### [Given task]
Restate the records that follow word for word; no pictures should appear.

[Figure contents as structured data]
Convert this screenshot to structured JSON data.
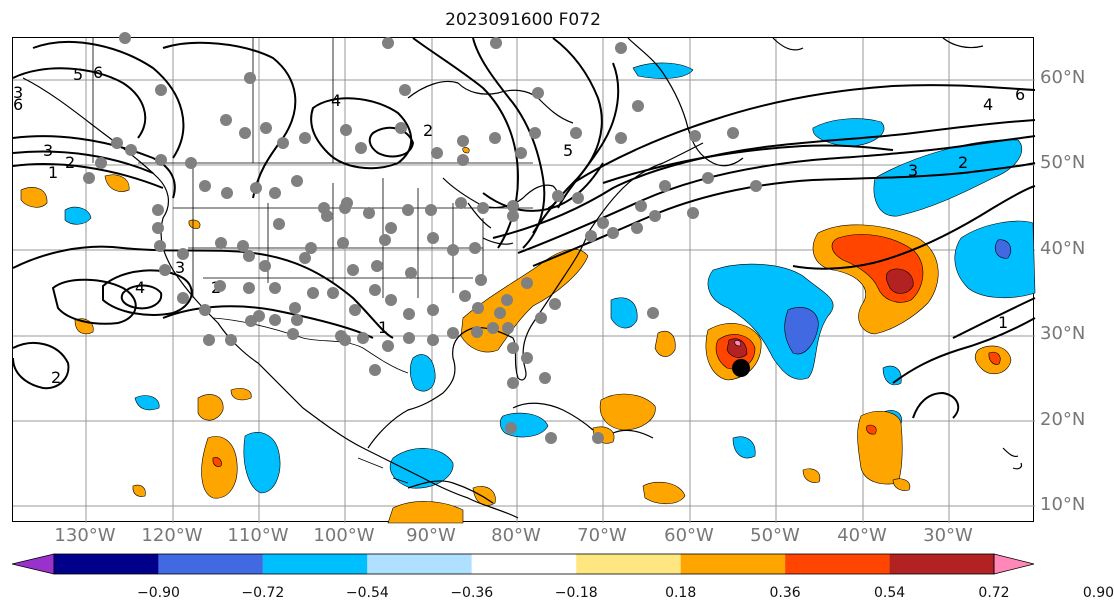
{
  "title": "2023091600 F072",
  "lat_labels": [
    "60°N",
    "50°N",
    "40°N",
    "30°N",
    "20°N",
    "10°N"
  ],
  "lon_labels": [
    "130°W",
    "120°W",
    "110°W",
    "100°W",
    "90°W",
    "80°W",
    "70°W",
    "60°W",
    "50°W",
    "40°W",
    "30°W"
  ],
  "colorbar": {
    "colors": [
      "#9932cc",
      "#00008b",
      "#4169e1",
      "#00bfff",
      "#b0e0ff",
      "#ffffff",
      "#ffe680",
      "#ffa500",
      "#ff4500",
      "#b22222",
      "#ff88b8"
    ],
    "tick_labels": [
      "−0.90",
      "−0.72",
      "−0.54",
      "−0.36",
      "−0.18",
      "0.18",
      "0.36",
      "0.54",
      "0.72",
      "0.90"
    ]
  },
  "contour_labels": [
    "5",
    "6",
    "3",
    "6",
    "3",
    "2",
    "1",
    "4",
    "2",
    "5",
    "4",
    "6",
    "3",
    "2",
    "3",
    "4",
    "2",
    "1",
    "2",
    "1"
  ],
  "fill_colors": {
    "light_blue": "#00bfff",
    "mid_blue": "#4169e1",
    "orange": "#ffa500",
    "red_orange": "#ff4500",
    "dark_red": "#b22222",
    "pink": "#ff88b8"
  }
}
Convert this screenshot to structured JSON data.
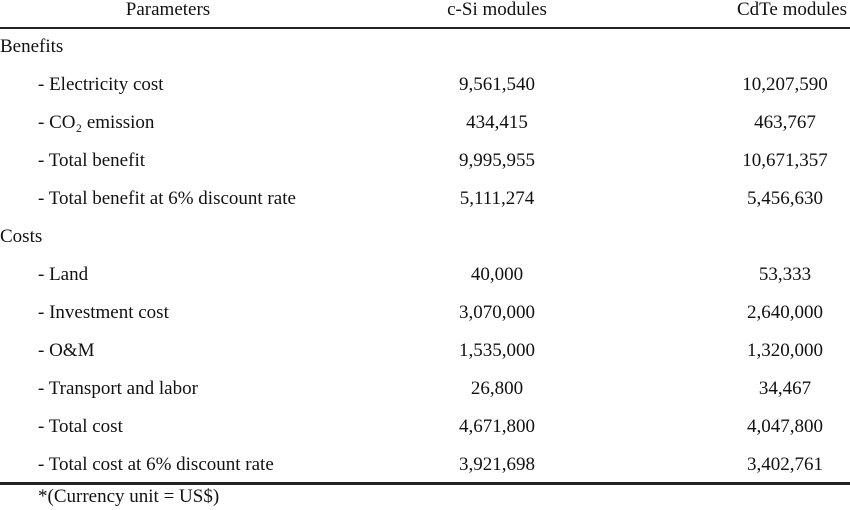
{
  "table": {
    "header": [
      "Parameters",
      "c-Si modules",
      "CdTe modules"
    ],
    "sections": [
      {
        "title": "Benefits",
        "rows": [
          [
            "- Electricity cost",
            "9,561,540",
            "10,207,590"
          ],
          [
            "- CO₂ emission",
            "434,415",
            "463,767"
          ],
          [
            "- Total benefit",
            "9,995,955",
            "10,671,357"
          ],
          [
            "- Total benefit at 6% discount rate",
            "5,111,274",
            "5,456,630"
          ]
        ]
      },
      {
        "title": "Costs",
        "rows": [
          [
            "- Land",
            "40,000",
            "53,333"
          ],
          [
            "- Investment cost",
            "3,070,000",
            "2,640,000"
          ],
          [
            "- O&M",
            "1,535,000",
            "1,320,000"
          ],
          [
            "- Transport and labor",
            "26,800",
            "34,467"
          ],
          [
            "- Total cost",
            "4,671,800",
            "4,047,800"
          ],
          [
            "- Total cost at 6% discount rate",
            "3,921,698",
            "3,402,761"
          ]
        ]
      }
    ]
  },
  "footnote": "*(Currency unit = US$)"
}
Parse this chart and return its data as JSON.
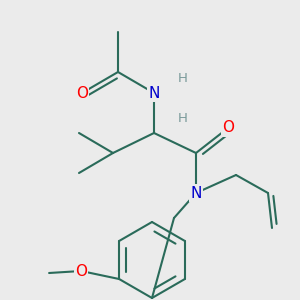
{
  "bg_color": "#ebebeb",
  "bond_color": "#2a6b5a",
  "bond_width": 1.5,
  "atom_colors": {
    "O": "#ff0000",
    "N": "#0000cc",
    "H": "#7a9a9a",
    "C": "#2a6b5a"
  },
  "font_size_atoms": 11,
  "font_size_small": 9.5,
  "scale": 1.0
}
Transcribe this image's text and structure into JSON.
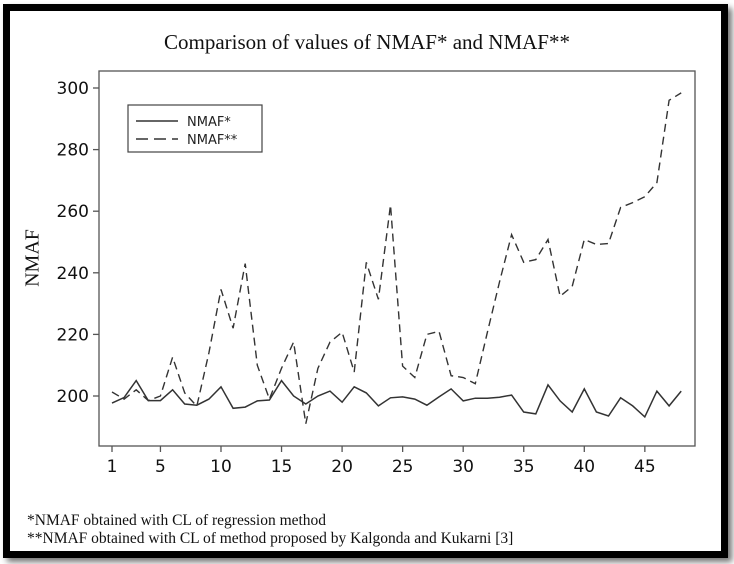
{
  "chart_data": {
    "type": "line",
    "title": "Comparison of values of NMAF* and NMAF**",
    "xlabel": "",
    "ylabel": "NMAF",
    "x": [
      1,
      2,
      3,
      4,
      5,
      6,
      7,
      8,
      9,
      10,
      11,
      12,
      13,
      14,
      15,
      16,
      17,
      18,
      19,
      20,
      21,
      22,
      23,
      24,
      25,
      26,
      27,
      28,
      29,
      30,
      31,
      32,
      33,
      34,
      35,
      36,
      37,
      38,
      39,
      40,
      41,
      42,
      43,
      44,
      45,
      46,
      47,
      48
    ],
    "xticks": [
      1,
      5,
      10,
      15,
      20,
      25,
      30,
      35,
      40,
      45
    ],
    "xtick_labels": [
      "1",
      "5",
      "10",
      "15",
      "20",
      "25",
      "30",
      "35",
      "40",
      "45"
    ],
    "yticks": [
      200,
      220,
      240,
      260,
      280,
      300
    ],
    "ytick_labels": [
      "200",
      "220",
      "240",
      "260",
      "280",
      "300"
    ],
    "xlim": [
      0,
      49
    ],
    "ylim": [
      184,
      305.5
    ],
    "grid": false,
    "legend_position": "top-left",
    "series": [
      {
        "name": "NMAF*",
        "style": "solid",
        "values": [
          197.7,
          199.5,
          205,
          198.5,
          198.5,
          202,
          197.4,
          197,
          199,
          203,
          196,
          196.4,
          198.4,
          198.7,
          205,
          200,
          197.4,
          200,
          201.6,
          198,
          203,
          201,
          196.8,
          199.4,
          199.7,
          199,
          197,
          199.7,
          202.3,
          198.4,
          199.3,
          199.3,
          199.6,
          200.3,
          194.8,
          194.2,
          203.6,
          198.4,
          194.8,
          202.3,
          194.8,
          193.5,
          199.4,
          196.8,
          193.2,
          201.6,
          196.8,
          201.6
        ]
      },
      {
        "name": "NMAF**",
        "style": "dashed",
        "values": [
          201.3,
          199,
          202,
          198.5,
          200,
          212.6,
          201,
          196.7,
          214,
          234.6,
          222,
          243,
          210,
          199,
          209,
          217.5,
          191,
          209,
          217.5,
          220.7,
          207.8,
          243.4,
          231.4,
          262,
          209.7,
          206,
          220,
          221,
          206.6,
          206,
          204,
          220.7,
          237,
          252.4,
          243.4,
          244.3,
          250.8,
          232.4,
          235.6,
          250.8,
          249.2,
          249.5,
          261.2,
          262.8,
          264.7,
          269.3,
          296,
          298.4
        ]
      }
    ],
    "footnotes": [
      "*NMAF obtained with CL of regression method",
      "**NMAF obtained with CL of method proposed by Kalgonda and Kukarni [3]"
    ]
  },
  "colors": {
    "line": "#333333",
    "axis": "#555555",
    "frame": "#000000"
  }
}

### [The solution]
Convert this screenshot to structured JSON data.
{
  "title": "2023091600 F072",
  "lat_labels": [
    "60°N",
    "50°N",
    "40°N",
    "30°N",
    "20°N",
    "10°N"
  ],
  "lon_labels": [
    "130°W",
    "120°W",
    "110°W",
    "100°W",
    "90°W",
    "80°W",
    "70°W",
    "60°W",
    "50°W",
    "40°W",
    "30°W"
  ],
  "colorbar": {
    "colors": [
      "#9932cc",
      "#00008b",
      "#4169e1",
      "#00bfff",
      "#b0e0ff",
      "#ffffff",
      "#ffe680",
      "#ffa500",
      "#ff4500",
      "#b22222",
      "#ff88b8"
    ],
    "tick_labels": [
      "−0.90",
      "−0.72",
      "−0.54",
      "−0.36",
      "−0.18",
      "0.18",
      "0.36",
      "0.54",
      "0.72",
      "0.90"
    ]
  },
  "contour_labels": [
    "5",
    "6",
    "3",
    "6",
    "3",
    "2",
    "1",
    "4",
    "2",
    "5",
    "4",
    "6",
    "3",
    "2",
    "3",
    "4",
    "2",
    "1",
    "2",
    "1"
  ],
  "fill_colors": {
    "light_blue": "#00bfff",
    "mid_blue": "#4169e1",
    "orange": "#ffa500",
    "red_orange": "#ff4500",
    "dark_red": "#b22222",
    "pink": "#ff88b8"
  }
}
Convert this screenshot to structured JSON data.
{
  "table": {
    "header": [
      "Parameters",
      "c-Si modules",
      "CdTe modules"
    ],
    "sections": [
      {
        "title": "Benefits",
        "rows": [
          [
            "- Electricity cost",
            "9,561,540",
            "10,207,590"
          ],
          [
            "- CO₂ emission",
            "434,415",
            "463,767"
          ],
          [
            "- Total benefit",
            "9,995,955",
            "10,671,357"
          ],
          [
            "- Total benefit at 6% discount rate",
            "5,111,274",
            "5,456,630"
          ]
        ]
      },
      {
        "title": "Costs",
        "rows": [
          [
            "- Land",
            "40,000",
            "53,333"
          ],
          [
            "- Investment cost",
            "3,070,000",
            "2,640,000"
          ],
          [
            "- O&M",
            "1,535,000",
            "1,320,000"
          ],
          [
            "- Transport and labor",
            "26,800",
            "34,467"
          ],
          [
            "- Total cost",
            "4,671,800",
            "4,047,800"
          ],
          [
            "- Total cost at 6% discount rate",
            "3,921,698",
            "3,402,761"
          ]
        ]
      }
    ]
  },
  "footnote": "*(Currency unit = US$)"
}
Parse this chart and return its data as JSON.
{
  "bg_color": "#ebebeb",
  "bond_color": "#2a6b5a",
  "bond_width": 1.5,
  "atom_colors": {
    "O": "#ff0000",
    "N": "#0000cc",
    "H": "#7a9a9a",
    "C": "#2a6b5a"
  },
  "font_size_atoms": 11,
  "font_size_small": 9.5,
  "scale": 1.0
}
Transcribe this image's text and structure into JSON.
{
  "chart_data": {
    "type": "line",
    "title": "Comparison of values of NMAF* and NMAF**",
    "xlabel": "",
    "ylabel": "NMAF",
    "x": [
      1,
      2,
      3,
      4,
      5,
      6,
      7,
      8,
      9,
      10,
      11,
      12,
      13,
      14,
      15,
      16,
      17,
      18,
      19,
      20,
      21,
      22,
      23,
      24,
      25,
      26,
      27,
      28,
      29,
      30,
      31,
      32,
      33,
      34,
      35,
      36,
      37,
      38,
      39,
      40,
      41,
      42,
      43,
      44,
      45,
      46,
      47,
      48
    ],
    "xticks": [
      1,
      5,
      10,
      15,
      20,
      25,
      30,
      35,
      40,
      45
    ],
    "xtick_labels": [
      "1",
      "5",
      "10",
      "15",
      "20",
      "25",
      "30",
      "35",
      "40",
      "45"
    ],
    "yticks": [
      200,
      220,
      240,
      260,
      280,
      300
    ],
    "ytick_labels": [
      "200",
      "220",
      "240",
      "260",
      "280",
      "300"
    ],
    "xlim": [
      0,
      49
    ],
    "ylim": [
      184,
      305.5
    ],
    "grid": false,
    "legend_position": "top-left",
    "series": [
      {
        "name": "NMAF*",
        "style": "solid",
        "values": [
          197.7,
          199.5,
          205,
          198.5,
          198.5,
          202,
          197.4,
          197,
          199,
          203,
          196,
          196.4,
          198.4,
          198.7,
          205,
          200,
          197.4,
          200,
          201.6,
          198,
          203,
          201,
          196.8,
          199.4,
          199.7,
          199,
          197,
          199.7,
          202.3,
          198.4,
          199.3,
          199.3,
          199.6,
          200.3,
          194.8,
          194.2,
          203.6,
          198.4,
          194.8,
          202.3,
          194.8,
          193.5,
          199.4,
          196.8,
          193.2,
          201.6,
          196.8,
          201.6
        ]
      },
      {
        "name": "NMAF**",
        "style": "dashed",
        "values": [
          201.3,
          199,
          202,
          198.5,
          200,
          212.6,
          201,
          196.7,
          214,
          234.6,
          222,
          243,
          210,
          199,
          209,
          217.5,
          191,
          209,
          217.5,
          220.7,
          207.8,
          243.4,
          231.4,
          262,
          209.7,
          206,
          220,
          221,
          206.6,
          206,
          204,
          220.7,
          237,
          252.4,
          243.4,
          244.3,
          250.8,
          232.4,
          235.6,
          250.8,
          249.2,
          249.5,
          261.2,
          262.8,
          264.7,
          269.3,
          296,
          298.4
        ]
      }
    ],
    "footnotes": [
      "*NMAF obtained with CL of regression method",
      "**NMAF obtained with CL of method proposed by Kalgonda and Kukarni [3]"
    ]
  },
  "colors": {
    "line": "#333333",
    "axis": "#555555",
    "frame": "#000000"
  }
}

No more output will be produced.